**Stated goal:**
Going through the material below, please gather all lines with the word "JSON" in them.

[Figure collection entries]
+++

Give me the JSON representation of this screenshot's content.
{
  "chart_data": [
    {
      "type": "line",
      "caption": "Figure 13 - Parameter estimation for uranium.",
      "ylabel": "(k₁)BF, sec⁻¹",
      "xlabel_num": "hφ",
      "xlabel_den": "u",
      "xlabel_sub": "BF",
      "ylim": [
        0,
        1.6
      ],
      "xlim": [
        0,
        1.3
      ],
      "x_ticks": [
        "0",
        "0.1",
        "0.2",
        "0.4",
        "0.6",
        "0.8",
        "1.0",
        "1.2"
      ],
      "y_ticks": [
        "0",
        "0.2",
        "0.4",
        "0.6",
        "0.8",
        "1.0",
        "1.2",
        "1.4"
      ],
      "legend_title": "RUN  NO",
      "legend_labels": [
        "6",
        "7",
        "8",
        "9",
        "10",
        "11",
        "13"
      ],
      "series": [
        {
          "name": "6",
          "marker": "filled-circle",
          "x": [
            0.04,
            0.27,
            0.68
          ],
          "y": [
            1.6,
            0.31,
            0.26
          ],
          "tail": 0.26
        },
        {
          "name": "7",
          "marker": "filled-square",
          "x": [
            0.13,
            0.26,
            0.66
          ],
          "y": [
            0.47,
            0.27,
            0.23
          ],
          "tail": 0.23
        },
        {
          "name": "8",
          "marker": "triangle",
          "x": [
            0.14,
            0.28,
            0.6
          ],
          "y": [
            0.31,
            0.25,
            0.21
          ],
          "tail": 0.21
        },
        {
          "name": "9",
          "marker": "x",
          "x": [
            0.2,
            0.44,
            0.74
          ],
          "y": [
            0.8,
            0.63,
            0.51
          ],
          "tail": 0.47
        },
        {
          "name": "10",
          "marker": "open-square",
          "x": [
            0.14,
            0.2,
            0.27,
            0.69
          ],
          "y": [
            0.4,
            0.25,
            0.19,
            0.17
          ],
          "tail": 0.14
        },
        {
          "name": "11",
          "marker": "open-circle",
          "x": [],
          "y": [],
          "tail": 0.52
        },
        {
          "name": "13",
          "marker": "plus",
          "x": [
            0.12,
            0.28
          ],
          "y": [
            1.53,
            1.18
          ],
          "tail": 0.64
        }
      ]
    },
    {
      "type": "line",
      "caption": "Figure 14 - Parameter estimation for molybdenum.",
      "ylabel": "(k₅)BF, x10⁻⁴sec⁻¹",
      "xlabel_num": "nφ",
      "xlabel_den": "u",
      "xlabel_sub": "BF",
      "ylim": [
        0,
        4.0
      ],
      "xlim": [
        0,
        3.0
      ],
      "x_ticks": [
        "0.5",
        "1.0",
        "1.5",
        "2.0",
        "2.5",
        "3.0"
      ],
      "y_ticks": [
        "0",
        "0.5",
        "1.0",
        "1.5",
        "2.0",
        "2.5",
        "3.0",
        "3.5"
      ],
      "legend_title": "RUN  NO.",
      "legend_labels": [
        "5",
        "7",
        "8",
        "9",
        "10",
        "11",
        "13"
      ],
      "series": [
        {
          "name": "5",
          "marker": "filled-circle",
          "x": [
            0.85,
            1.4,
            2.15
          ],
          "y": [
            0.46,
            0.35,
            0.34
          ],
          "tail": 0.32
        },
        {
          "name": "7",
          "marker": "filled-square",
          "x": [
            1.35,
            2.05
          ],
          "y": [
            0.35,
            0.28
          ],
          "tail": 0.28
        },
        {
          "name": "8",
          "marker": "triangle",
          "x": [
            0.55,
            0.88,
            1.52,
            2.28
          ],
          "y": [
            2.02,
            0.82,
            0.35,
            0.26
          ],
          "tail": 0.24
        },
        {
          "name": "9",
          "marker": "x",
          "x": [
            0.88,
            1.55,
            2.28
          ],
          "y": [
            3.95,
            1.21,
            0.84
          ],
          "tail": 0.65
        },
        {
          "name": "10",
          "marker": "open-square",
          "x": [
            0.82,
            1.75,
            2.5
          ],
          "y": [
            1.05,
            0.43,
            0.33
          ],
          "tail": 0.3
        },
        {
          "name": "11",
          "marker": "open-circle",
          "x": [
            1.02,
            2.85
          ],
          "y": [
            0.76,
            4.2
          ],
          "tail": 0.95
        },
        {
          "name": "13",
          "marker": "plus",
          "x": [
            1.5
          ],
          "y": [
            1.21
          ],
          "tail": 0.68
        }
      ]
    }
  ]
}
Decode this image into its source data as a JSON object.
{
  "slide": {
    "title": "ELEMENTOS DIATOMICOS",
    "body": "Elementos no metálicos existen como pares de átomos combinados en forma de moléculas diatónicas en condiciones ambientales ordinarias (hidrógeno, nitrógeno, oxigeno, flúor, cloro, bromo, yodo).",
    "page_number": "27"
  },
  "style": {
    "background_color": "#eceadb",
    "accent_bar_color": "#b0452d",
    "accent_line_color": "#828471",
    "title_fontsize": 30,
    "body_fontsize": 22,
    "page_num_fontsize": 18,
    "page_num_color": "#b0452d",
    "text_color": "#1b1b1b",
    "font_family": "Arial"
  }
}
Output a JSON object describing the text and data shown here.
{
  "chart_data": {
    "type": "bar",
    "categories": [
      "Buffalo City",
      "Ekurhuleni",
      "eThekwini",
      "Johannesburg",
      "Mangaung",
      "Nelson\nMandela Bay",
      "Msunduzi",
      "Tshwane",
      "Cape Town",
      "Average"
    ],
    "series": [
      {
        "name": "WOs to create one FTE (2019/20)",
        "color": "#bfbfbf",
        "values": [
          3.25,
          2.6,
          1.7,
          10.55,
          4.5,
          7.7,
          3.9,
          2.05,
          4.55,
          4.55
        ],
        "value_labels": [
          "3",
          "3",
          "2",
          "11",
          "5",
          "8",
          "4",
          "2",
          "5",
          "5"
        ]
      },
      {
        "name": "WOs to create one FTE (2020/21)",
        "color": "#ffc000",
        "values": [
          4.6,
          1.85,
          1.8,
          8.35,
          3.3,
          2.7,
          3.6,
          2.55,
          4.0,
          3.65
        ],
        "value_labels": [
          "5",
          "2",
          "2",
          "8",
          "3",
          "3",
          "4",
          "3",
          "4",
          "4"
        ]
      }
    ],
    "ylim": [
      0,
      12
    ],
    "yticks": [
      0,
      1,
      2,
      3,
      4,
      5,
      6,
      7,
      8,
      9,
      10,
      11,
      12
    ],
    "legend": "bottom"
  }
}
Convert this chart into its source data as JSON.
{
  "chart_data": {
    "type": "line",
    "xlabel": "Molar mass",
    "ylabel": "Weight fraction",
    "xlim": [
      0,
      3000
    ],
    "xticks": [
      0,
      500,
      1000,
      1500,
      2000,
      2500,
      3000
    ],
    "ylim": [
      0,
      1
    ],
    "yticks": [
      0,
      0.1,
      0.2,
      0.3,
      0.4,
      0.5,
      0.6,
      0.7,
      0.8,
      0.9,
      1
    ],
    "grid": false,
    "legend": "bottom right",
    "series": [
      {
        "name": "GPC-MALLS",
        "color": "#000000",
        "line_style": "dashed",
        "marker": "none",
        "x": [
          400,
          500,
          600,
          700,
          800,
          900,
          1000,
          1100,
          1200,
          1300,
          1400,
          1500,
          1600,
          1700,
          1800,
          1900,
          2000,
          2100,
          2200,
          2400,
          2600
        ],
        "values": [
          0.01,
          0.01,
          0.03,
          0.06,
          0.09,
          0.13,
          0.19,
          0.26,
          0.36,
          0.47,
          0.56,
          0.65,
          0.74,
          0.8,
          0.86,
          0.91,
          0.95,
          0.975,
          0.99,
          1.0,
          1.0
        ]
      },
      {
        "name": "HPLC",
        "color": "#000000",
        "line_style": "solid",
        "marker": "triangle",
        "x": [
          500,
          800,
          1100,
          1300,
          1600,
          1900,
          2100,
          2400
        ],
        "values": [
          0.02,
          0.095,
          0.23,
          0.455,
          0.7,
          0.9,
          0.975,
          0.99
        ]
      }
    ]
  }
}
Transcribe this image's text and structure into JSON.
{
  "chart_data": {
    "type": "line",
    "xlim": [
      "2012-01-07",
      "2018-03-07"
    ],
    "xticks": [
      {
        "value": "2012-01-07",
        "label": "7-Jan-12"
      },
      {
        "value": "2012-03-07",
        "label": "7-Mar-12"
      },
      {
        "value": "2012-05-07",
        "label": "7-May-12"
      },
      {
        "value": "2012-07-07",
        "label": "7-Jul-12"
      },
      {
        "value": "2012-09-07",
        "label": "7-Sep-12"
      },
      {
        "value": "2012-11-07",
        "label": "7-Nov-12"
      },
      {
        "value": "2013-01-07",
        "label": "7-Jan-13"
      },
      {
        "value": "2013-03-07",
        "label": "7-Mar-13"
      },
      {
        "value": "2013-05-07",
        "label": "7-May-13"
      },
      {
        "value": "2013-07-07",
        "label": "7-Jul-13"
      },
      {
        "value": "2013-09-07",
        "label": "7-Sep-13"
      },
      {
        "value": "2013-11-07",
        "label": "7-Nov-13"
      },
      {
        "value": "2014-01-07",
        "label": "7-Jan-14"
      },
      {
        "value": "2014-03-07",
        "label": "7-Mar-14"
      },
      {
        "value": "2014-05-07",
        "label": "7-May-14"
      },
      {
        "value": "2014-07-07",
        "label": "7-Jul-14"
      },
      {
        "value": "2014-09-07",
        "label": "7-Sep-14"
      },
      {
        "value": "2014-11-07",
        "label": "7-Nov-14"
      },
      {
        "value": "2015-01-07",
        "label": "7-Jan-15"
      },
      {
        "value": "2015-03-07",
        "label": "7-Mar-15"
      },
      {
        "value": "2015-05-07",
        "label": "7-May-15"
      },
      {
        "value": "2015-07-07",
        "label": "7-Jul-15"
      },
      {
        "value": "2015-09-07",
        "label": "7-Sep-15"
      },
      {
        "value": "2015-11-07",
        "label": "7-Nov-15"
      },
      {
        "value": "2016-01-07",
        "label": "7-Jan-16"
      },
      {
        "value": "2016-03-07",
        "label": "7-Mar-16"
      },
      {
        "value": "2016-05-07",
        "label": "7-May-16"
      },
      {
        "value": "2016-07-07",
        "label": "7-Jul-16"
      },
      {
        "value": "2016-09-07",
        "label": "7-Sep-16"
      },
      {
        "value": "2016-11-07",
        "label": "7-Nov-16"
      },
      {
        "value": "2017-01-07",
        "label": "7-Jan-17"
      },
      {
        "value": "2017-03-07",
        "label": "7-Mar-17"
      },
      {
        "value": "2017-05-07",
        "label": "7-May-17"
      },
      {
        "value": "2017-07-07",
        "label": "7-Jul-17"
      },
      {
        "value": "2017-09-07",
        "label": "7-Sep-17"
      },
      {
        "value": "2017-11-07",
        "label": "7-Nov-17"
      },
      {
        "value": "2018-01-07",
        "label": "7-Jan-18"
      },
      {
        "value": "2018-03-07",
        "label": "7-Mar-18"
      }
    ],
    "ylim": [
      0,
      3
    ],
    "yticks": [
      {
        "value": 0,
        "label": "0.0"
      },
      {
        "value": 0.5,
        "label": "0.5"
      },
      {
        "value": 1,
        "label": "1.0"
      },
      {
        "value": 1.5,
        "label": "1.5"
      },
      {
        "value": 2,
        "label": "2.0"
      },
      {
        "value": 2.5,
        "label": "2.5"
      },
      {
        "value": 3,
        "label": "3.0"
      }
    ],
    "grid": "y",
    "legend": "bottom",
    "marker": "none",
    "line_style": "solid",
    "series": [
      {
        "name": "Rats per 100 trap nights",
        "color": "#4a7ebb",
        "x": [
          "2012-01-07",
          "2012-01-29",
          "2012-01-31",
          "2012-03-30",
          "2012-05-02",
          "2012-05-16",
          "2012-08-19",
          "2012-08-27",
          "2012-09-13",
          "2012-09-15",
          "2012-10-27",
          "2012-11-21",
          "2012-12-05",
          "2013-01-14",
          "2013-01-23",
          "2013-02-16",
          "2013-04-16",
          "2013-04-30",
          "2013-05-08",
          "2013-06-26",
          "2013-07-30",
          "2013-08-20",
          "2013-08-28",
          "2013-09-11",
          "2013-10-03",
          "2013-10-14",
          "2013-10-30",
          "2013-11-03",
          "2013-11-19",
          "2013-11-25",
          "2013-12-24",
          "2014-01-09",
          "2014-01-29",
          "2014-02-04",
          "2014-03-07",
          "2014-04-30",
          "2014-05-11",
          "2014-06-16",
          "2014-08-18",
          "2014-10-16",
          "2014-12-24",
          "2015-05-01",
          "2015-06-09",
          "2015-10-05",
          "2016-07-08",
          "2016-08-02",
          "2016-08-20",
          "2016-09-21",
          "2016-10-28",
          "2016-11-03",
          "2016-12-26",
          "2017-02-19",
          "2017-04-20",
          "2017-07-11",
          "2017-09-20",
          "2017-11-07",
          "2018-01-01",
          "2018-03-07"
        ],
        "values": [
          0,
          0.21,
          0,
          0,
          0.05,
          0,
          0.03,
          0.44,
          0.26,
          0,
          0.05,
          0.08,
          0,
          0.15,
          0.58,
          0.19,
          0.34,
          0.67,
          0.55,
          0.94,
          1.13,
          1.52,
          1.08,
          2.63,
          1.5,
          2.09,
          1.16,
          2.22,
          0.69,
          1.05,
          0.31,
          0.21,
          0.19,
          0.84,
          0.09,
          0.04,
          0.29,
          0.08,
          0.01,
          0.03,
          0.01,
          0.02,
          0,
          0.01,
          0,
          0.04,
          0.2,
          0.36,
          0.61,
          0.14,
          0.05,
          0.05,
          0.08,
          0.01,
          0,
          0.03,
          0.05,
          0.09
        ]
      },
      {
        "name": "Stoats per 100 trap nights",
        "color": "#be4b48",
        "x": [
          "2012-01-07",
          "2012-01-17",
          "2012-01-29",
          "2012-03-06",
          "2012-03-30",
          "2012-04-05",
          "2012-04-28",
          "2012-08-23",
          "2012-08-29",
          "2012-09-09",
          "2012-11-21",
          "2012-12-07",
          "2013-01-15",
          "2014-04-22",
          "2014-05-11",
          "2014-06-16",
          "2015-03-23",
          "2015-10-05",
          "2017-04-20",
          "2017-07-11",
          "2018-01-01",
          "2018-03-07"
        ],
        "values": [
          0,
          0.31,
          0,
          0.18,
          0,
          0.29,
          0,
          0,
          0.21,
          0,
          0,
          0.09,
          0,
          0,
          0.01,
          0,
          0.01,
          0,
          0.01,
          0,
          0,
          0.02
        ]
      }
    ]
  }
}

+++

**Completed exercise:**
Give me the JSON representation of this screenshot's content.
Decode this image into its source data as a JSON object.
Output a JSON object describing the text and data shown here.
Convert this chart into its source data as JSON.
Transcribe this image's text and structure into JSON.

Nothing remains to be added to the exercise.